- [SHORT TASK] Copy out every line in which the string "sjøl" occurs.

- [EXTRACTED MATERIAL]
┌────────

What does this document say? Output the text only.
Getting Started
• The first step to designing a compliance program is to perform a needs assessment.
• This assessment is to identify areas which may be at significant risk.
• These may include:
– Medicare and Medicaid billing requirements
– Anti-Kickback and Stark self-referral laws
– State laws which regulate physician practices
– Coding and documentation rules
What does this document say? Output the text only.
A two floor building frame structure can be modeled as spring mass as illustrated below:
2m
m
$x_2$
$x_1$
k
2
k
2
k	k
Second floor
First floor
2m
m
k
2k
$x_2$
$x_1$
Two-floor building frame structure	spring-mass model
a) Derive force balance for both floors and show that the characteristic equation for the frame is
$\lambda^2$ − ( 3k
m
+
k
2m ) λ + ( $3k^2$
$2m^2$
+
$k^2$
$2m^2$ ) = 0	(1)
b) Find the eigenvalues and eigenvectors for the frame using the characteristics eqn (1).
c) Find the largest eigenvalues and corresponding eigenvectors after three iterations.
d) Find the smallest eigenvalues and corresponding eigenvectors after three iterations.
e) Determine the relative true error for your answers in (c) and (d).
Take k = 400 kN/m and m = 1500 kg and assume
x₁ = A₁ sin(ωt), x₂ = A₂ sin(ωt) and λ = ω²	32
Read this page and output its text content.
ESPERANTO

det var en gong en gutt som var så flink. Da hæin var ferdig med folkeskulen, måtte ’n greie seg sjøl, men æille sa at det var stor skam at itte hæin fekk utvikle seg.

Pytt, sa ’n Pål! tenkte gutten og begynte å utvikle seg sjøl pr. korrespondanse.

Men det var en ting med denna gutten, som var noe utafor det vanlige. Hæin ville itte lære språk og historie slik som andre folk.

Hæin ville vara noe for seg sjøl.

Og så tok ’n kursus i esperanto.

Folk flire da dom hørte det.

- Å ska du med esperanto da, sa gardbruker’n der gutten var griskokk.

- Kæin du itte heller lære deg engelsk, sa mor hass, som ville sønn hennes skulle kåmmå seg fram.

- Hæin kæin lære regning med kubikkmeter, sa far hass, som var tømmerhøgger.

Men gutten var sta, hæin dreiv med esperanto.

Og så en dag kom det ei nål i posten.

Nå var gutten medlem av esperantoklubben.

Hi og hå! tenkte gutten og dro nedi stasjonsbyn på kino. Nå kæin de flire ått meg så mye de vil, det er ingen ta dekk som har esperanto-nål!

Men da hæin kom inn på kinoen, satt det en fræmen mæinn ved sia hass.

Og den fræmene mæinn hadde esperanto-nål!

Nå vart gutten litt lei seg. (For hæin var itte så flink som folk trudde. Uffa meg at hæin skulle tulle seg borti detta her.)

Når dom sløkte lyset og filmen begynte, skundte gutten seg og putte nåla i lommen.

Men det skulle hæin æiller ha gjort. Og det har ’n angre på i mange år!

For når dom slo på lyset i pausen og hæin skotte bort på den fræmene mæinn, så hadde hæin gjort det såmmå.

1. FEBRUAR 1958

└────────

- [FULL RESPONSE]
det var en gong en gutt som var så flink. Da hæin var ferdig med folkeskulen, måtte ’n greie seg sjøl, men æille sa at det var stor skam at itte hæin fekk utvikle seg.
Pytt, sa ’n Pål! tenkte gutten og begynte å utvikle seg sjøl pr. korrespondanse.
Hæin ville vara noe for seg sjøl.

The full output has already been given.